Interpretable neural networks help reveal the nature of dark matter

A research team from the Xinjiang Astronomical Observatory (XAO) of the Chinese Academy of Sciences has developed an interpretable artificial intelligence (AI) framework named Convolutional Kolmogorov–Arnold Network (CKAN), which sheds new light on the properties of dark matter at galaxy-cluster scales.

The work, led by master’s student Huang Zhenyang under the supervision of Prof. Wang Na and Liu Zhiyong, was published in The Astronomical Journal.

Challenges in dark matter research

The nature of dark matter is one of the most pressing open questions in modern astrophysics. Although the cold dark matter (CDM) paradigm successfully explains the large-scale structure of the universe, it faces a number of tensions on smaller scales, such as in galaxy cluster cores. Self-interacting dark matter models provide a compelling alternative explanation for these small-scale discrepancies. With the rapid development of machine learning, AI has become an increasingly important tool for exploring the universe.

◇ ◇ ◇ ◇ ◇

→ **TASKS TO PERFORM**
(a) List each abbreviation that the dark matter article defines in parentheses, along with its full form.
(b) Translate this sentence from the dark matter article into Spanish: "The nature of dark matter is one of the most pressing open questions in modern astrophysics."

→ **EXTRACTED RECORDS**
◇ ◇ ◇ ◇ ◇

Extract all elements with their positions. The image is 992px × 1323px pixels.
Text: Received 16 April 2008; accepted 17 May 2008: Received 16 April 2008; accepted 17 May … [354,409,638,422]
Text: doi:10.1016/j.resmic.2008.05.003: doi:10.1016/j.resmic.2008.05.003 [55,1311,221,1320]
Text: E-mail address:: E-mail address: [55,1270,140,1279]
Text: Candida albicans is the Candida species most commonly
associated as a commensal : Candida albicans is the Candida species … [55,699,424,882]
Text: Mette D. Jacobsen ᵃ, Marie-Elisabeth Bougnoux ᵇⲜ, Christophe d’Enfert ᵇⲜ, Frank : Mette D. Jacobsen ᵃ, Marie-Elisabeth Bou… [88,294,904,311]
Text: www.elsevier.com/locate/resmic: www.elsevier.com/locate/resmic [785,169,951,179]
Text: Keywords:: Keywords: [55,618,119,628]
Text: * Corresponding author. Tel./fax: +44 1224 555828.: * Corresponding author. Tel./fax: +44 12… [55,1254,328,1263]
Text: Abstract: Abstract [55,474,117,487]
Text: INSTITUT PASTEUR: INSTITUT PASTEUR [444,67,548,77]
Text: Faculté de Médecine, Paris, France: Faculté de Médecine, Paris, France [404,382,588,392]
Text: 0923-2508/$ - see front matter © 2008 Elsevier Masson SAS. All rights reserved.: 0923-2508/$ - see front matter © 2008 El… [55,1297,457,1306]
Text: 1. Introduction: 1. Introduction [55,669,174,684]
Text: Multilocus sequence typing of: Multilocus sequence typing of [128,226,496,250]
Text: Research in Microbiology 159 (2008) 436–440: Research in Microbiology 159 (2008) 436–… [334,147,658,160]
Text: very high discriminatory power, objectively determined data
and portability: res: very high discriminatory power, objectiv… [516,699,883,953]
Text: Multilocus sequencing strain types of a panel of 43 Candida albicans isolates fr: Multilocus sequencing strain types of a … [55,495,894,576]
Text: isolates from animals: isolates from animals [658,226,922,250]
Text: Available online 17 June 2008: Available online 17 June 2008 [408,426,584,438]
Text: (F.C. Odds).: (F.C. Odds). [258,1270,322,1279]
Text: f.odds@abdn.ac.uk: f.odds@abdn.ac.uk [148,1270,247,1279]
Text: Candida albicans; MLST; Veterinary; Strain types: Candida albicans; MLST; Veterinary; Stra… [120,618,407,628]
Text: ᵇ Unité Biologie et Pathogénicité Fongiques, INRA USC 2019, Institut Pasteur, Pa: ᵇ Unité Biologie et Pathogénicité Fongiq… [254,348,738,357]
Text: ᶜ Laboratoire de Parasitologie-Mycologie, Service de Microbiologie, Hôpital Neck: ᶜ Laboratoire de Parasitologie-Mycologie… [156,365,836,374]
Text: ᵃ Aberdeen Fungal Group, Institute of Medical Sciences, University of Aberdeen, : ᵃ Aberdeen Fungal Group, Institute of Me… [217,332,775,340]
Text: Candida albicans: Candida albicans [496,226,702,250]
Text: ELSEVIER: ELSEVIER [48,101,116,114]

◇ ◇ ◇ ◇ ◇

→ **FINAL ANSWERS**
(a)
XAO: Xinjiang Astronomical Observatory
AI: artificial intelligence
CKAN: Convolutional Kolmogorov–Arnold Network
CDM: cold dark matter

(b) La naturaleza de la materia oscura es una de las cuestiones abiertas más apremiantes de la astrofísica moderna.